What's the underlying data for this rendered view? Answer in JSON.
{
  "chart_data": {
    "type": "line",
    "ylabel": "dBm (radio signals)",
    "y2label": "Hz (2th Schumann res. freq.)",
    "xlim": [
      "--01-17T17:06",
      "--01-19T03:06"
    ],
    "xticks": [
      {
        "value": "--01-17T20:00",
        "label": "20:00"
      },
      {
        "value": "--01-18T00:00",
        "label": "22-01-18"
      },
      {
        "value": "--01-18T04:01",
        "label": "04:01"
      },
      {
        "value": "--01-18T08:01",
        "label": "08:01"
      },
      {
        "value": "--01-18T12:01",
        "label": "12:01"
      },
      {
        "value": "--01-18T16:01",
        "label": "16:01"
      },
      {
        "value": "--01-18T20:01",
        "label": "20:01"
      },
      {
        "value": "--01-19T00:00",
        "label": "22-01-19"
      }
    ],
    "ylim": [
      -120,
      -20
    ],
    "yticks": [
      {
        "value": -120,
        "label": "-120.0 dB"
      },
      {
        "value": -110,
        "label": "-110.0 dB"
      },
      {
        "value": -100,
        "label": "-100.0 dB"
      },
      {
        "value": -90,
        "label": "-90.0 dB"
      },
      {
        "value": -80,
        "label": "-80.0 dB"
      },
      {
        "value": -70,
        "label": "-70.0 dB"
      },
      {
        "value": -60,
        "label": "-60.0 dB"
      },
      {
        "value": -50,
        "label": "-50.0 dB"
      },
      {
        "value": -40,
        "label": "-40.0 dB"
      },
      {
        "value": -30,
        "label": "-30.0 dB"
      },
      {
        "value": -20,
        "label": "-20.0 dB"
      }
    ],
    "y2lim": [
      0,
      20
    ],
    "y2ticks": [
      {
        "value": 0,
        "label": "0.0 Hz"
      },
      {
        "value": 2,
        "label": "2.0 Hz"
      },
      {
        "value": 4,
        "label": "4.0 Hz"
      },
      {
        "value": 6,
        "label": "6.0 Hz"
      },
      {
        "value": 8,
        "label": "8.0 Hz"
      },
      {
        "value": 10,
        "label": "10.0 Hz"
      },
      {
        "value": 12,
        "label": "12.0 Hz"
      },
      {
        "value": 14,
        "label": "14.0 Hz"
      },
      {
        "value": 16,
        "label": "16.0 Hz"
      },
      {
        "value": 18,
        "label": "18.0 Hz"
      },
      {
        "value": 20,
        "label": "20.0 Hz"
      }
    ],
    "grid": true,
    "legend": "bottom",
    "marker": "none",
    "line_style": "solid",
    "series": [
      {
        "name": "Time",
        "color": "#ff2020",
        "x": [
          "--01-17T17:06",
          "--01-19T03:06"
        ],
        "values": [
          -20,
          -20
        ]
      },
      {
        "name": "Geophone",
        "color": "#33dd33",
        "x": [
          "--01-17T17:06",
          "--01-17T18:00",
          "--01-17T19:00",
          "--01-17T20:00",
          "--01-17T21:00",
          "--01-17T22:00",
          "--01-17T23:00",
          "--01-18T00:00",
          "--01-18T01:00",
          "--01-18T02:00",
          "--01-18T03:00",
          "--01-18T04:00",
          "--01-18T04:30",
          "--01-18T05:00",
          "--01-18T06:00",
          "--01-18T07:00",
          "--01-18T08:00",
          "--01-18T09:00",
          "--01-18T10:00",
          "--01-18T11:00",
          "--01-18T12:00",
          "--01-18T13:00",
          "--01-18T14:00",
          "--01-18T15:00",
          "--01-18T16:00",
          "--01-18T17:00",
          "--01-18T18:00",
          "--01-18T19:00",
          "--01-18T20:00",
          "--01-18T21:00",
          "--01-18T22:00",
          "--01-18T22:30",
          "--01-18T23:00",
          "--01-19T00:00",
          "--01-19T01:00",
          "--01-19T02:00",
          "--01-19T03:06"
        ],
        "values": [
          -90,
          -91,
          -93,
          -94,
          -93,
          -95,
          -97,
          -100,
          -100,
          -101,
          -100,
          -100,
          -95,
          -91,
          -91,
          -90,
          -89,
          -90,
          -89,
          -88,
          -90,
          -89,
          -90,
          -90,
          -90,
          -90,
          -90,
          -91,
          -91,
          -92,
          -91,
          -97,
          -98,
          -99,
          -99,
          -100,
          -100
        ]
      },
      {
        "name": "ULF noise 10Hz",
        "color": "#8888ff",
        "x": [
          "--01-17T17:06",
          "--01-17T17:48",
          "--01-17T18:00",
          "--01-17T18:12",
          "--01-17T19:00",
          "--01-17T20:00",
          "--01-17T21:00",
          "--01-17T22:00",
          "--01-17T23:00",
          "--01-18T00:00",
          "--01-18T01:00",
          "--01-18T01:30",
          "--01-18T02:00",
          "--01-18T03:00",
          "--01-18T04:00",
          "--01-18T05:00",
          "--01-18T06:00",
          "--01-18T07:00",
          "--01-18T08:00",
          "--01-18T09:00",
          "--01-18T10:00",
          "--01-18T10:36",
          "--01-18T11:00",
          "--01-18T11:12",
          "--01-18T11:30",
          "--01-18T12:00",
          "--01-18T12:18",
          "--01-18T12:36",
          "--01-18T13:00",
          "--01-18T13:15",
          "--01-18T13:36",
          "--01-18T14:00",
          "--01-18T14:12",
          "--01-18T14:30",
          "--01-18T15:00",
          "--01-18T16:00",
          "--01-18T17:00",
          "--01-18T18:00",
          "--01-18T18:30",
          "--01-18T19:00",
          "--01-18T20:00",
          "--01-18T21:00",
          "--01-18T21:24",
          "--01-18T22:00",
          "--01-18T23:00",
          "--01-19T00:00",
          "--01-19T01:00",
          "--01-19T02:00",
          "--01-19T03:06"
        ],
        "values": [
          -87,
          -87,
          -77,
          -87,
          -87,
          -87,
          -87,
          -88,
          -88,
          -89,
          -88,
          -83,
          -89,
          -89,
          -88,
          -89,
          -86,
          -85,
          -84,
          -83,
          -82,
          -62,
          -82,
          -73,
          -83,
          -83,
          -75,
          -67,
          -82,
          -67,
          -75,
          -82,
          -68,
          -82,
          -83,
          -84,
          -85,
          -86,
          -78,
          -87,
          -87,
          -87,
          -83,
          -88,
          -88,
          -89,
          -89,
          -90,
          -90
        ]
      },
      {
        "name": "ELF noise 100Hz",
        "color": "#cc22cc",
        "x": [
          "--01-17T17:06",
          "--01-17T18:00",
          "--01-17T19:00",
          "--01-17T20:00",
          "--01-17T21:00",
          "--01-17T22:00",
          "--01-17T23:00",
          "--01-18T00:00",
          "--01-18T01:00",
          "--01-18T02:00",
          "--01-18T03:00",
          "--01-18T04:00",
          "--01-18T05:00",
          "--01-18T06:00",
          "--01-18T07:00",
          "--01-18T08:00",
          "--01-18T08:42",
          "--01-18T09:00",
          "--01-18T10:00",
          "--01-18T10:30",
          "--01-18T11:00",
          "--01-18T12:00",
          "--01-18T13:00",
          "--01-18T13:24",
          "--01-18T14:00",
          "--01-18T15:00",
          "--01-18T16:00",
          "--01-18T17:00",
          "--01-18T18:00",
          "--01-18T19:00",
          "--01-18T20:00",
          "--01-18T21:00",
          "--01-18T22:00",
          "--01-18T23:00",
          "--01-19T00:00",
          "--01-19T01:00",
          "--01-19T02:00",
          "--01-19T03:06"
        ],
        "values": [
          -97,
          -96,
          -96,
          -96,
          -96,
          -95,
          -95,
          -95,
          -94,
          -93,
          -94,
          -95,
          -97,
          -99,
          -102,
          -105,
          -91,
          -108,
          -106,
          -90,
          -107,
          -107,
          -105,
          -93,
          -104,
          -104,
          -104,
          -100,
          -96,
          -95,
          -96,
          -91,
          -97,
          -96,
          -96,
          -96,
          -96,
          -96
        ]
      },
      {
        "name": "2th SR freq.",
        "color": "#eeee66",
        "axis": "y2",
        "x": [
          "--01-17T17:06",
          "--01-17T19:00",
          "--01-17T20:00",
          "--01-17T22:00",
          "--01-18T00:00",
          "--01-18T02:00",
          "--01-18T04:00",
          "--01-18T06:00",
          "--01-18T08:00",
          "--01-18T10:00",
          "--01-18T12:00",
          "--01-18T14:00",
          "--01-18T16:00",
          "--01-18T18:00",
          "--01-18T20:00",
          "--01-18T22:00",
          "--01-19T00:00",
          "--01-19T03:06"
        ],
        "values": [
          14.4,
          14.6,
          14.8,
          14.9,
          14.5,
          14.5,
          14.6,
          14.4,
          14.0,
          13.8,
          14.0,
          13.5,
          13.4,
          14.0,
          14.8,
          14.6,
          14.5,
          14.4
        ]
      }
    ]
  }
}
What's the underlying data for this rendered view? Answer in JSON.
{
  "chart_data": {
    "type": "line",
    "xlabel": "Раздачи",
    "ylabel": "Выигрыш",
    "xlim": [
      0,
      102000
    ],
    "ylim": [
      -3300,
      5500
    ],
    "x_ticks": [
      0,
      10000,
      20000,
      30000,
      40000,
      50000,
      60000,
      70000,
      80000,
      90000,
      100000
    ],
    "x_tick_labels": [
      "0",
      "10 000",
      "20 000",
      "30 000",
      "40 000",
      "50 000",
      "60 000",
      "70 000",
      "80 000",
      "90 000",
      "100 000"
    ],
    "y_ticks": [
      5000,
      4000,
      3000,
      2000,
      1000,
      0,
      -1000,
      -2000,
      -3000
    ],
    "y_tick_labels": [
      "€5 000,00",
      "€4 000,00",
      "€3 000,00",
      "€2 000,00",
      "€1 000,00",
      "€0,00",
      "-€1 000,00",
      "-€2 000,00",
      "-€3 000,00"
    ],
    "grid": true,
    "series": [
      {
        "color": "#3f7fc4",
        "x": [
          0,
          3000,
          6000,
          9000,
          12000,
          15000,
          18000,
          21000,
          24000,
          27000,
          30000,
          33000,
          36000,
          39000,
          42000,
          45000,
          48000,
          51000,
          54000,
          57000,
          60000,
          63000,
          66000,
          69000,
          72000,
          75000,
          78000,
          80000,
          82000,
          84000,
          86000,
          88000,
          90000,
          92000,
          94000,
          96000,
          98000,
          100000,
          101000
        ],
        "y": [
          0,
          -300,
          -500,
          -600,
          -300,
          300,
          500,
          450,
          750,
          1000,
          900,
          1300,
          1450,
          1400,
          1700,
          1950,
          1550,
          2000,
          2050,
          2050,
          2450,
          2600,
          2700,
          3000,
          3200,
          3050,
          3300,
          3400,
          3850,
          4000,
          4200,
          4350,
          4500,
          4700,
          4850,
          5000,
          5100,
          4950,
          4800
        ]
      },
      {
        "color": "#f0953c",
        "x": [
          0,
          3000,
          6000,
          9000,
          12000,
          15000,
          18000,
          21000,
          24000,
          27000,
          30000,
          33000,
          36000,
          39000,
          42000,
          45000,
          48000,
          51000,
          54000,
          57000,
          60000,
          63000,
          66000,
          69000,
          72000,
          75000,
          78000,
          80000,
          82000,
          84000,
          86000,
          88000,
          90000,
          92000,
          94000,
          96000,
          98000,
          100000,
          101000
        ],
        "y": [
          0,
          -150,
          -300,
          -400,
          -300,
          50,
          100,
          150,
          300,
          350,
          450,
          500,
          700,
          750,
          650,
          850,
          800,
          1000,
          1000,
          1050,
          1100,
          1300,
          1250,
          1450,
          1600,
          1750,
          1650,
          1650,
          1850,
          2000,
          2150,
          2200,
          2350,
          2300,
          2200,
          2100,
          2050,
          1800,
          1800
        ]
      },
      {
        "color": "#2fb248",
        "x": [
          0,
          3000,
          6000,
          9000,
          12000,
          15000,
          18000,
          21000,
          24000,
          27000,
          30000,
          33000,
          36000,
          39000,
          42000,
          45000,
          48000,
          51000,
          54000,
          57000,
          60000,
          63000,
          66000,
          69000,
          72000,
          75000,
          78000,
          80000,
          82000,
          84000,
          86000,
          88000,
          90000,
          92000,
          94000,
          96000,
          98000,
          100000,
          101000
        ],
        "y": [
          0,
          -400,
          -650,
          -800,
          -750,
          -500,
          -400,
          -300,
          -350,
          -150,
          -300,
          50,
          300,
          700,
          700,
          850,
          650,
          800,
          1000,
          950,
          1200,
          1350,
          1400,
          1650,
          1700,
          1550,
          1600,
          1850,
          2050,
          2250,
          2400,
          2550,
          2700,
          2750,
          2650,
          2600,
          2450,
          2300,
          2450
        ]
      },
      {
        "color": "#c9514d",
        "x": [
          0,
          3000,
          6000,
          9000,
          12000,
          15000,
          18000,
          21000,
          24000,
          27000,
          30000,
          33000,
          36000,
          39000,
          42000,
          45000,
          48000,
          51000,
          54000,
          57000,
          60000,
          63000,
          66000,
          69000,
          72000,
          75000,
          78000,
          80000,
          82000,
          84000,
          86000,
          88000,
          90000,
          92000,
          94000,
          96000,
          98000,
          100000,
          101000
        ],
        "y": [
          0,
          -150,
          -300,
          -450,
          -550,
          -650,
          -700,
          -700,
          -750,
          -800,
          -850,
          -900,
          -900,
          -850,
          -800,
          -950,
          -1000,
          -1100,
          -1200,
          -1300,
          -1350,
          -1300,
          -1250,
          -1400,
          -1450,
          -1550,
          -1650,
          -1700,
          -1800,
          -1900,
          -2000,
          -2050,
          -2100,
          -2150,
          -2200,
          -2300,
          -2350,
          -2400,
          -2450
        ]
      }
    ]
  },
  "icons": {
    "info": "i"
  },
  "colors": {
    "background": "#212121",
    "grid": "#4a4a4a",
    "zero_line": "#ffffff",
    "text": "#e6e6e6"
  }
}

+++

* _PROBLEM DESCRIPTION_: Identify every line above that includes the word "name", and show those lines.

* _RESULT FOR THIS EXERCISE_:
        "name": "Time",
        "name": "Geophone",
        "name": "ULF noise 10Hz",
        "name": "ELF noise 100Hz",
        "name": "2th SR freq.",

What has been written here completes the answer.